=== Materials provided ===

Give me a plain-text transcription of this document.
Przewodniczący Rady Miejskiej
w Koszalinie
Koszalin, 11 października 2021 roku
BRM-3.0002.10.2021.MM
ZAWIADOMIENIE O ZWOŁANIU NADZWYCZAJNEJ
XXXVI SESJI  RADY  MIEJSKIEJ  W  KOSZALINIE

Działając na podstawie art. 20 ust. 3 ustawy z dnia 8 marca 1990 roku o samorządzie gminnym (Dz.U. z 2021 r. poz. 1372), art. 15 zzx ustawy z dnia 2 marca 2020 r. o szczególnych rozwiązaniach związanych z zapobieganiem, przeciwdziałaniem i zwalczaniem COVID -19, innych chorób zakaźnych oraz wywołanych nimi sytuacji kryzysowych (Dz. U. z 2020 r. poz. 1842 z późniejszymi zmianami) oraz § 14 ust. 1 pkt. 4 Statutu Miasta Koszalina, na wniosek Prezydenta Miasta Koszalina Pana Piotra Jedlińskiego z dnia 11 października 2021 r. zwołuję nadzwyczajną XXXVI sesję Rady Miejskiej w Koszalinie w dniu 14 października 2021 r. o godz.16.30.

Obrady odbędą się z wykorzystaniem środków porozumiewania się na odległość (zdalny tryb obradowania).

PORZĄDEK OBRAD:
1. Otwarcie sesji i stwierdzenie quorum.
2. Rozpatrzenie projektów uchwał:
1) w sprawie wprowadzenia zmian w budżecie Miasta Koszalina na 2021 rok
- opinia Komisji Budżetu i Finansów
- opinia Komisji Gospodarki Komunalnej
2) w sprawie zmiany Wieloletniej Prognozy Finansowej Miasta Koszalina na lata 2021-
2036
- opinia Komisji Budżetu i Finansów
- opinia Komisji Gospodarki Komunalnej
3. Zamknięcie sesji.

===

Output all of the material, please, exactly as it stands.

Give me a plain-text transcription of this document.
Przewodniczący Rady Miejskiej
w Koszalinie
Koszalin, 11 października 2021 roku
BRM-3.0002.10.2021.MM
ZAWIADOMIENIE O ZWOŁANIU NADZWYCZAJNEJ
XXXVI SESJI  RADY  MIEJSKIEJ  W  KOSZALINIE

Działając na podstawie art. 20 ust. 3 ustawy z dnia 8 marca 1990 roku o samorządzie gminnym (Dz.U. z 2021 r. poz. 1372), art. 15 zzx ustawy z dnia 2 marca 2020 r. o szczególnych rozwiązaniach związanych z zapobieganiem, przeciwdziałaniem i zwalczaniem COVID -19, innych chorób zakaźnych oraz wywołanych nimi sytuacji kryzysowych (Dz. U. z 2020 r. poz. 1842 z późniejszymi zmianami) oraz § 14 ust. 1 pkt. 4 Statutu Miasta Koszalina, na wniosek Prezydenta Miasta Koszalina Pana Piotra Jedlińskiego z dnia 11 października 2021 r. zwołuję nadzwyczajną XXXVI sesję Rady Miejskiej w Koszalinie w dniu 14 października 2021 r. o godz.16.30.

Obrady odbędą się z wykorzystaniem środków porozumiewania się na odległość (zdalny tryb obradowania).

PORZĄDEK OBRAD:
1. Otwarcie sesji i stwierdzenie quorum.
2. Rozpatrzenie projektów uchwał:
1) w sprawie wprowadzenia zmian w budżecie Miasta Koszalina na 2021 rok
- opinia Komisji Budżetu i Finansów
- opinia Komisji Gospodarki Komunalnej
2) w sprawie zmiany Wieloletniej Prognozy Finansowej Miasta Koszalina na lata 2021-
2036
- opinia Komisji Budżetu i Finansów
- opinia Komisji Gospodarki Komunalnej
3. Zamknięcie sesji.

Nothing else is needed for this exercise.